(Stored entries)
____________
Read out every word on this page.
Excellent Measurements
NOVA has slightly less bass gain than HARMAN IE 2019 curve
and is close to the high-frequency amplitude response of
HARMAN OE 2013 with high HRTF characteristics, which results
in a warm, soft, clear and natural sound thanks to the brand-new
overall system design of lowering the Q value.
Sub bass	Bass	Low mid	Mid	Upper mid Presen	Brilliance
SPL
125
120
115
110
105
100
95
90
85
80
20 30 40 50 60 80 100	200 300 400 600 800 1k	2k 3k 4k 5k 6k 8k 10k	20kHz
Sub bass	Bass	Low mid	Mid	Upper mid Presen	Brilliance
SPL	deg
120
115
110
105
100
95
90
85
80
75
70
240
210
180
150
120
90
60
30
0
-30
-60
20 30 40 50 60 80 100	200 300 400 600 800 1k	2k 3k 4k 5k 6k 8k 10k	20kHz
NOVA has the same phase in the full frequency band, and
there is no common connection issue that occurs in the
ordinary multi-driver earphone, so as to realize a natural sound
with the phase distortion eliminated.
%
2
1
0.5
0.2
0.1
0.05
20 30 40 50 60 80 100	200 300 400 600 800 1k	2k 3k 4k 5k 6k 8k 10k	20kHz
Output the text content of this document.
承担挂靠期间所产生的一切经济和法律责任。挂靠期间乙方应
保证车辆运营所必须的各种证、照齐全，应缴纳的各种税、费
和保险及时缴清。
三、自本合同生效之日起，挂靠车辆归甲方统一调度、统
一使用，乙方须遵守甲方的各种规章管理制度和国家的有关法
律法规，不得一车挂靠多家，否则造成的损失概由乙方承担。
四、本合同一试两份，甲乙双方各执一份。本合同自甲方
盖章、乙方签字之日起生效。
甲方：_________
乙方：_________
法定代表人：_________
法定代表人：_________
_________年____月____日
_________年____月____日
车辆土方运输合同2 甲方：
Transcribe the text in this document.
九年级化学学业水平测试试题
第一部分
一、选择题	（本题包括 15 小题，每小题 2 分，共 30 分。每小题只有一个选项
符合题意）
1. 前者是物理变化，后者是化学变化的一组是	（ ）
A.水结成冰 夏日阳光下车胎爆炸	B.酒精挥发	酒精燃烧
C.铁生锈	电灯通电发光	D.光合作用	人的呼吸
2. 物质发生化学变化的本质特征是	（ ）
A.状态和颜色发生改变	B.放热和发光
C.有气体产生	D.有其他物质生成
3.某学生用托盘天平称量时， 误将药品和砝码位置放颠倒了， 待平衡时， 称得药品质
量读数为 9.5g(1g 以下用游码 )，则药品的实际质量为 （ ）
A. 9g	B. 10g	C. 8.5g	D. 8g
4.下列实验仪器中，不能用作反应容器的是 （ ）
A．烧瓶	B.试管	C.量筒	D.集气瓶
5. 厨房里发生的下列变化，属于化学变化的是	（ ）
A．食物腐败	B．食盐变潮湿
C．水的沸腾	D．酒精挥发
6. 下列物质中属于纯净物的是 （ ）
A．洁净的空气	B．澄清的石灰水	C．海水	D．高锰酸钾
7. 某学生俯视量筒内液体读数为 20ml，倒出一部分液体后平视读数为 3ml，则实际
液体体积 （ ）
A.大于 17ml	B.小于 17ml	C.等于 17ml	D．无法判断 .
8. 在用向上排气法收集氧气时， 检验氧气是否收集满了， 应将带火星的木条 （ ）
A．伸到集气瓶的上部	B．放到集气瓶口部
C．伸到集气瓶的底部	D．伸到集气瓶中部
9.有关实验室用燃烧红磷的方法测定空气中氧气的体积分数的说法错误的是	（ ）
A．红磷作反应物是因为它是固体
____________
Exercise goal
Only lines with "document" are wanted here; list each of them.

Task answer
Output the text content of this document.
Transcribe the text in this document.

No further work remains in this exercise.